Exercise prompt: Find the word "unpleasant" in the listing; pull out each line holding it.

Excerpted data:
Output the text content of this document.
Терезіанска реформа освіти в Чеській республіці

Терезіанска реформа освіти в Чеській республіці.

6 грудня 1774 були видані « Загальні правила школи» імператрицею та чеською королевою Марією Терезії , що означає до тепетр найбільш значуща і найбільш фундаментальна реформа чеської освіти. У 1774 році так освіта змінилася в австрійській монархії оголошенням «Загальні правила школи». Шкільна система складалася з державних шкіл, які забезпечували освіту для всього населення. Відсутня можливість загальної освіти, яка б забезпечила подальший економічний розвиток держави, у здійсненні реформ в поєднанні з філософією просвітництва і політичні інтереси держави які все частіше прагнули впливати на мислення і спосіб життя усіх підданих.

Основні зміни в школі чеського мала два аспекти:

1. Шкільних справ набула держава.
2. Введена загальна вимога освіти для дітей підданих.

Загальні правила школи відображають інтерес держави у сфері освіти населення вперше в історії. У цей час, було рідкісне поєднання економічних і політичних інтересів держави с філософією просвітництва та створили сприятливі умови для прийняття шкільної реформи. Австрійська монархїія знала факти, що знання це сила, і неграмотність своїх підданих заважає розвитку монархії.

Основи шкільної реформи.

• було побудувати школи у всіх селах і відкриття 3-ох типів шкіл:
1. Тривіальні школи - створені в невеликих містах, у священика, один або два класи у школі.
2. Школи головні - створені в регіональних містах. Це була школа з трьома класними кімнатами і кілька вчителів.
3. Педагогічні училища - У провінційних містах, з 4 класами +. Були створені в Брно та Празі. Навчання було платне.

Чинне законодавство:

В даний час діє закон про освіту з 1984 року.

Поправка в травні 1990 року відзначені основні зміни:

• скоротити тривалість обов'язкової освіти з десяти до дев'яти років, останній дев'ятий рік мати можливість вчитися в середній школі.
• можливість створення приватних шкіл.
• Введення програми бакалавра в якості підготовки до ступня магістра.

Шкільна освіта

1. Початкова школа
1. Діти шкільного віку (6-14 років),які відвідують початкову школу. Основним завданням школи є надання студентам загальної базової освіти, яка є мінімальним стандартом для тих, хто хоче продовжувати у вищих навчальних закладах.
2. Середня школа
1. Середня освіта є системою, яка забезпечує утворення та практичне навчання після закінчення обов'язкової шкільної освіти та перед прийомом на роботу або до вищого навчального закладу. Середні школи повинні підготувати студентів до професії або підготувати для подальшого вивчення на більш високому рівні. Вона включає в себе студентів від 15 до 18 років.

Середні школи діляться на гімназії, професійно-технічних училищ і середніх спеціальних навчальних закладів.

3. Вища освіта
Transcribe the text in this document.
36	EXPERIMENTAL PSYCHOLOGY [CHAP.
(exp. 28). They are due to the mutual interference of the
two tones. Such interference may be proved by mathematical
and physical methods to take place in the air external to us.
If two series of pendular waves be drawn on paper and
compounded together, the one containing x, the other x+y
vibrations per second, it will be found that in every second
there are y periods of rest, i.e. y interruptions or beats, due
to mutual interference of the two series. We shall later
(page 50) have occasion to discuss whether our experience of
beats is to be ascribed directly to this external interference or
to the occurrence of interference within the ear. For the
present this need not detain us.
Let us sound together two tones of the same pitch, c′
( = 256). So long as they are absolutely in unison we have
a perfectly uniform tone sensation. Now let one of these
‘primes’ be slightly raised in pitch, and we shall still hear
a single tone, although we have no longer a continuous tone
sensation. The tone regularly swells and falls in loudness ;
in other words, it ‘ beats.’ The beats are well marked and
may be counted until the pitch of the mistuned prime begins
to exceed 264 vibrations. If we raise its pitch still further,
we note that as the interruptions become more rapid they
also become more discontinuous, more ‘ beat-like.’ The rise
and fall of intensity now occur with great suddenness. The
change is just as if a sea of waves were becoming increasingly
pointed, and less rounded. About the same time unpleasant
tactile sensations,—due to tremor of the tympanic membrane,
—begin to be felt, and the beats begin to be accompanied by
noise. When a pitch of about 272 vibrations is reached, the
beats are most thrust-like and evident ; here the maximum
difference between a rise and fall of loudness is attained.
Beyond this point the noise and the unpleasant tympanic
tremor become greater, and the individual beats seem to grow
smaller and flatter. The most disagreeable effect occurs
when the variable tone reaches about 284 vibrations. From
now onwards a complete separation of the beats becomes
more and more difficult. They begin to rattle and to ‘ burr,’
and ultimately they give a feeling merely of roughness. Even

The response:
pointed, and less rounded. About the same time unpleasant
Beyond this point the noise and the unpleasant tympanic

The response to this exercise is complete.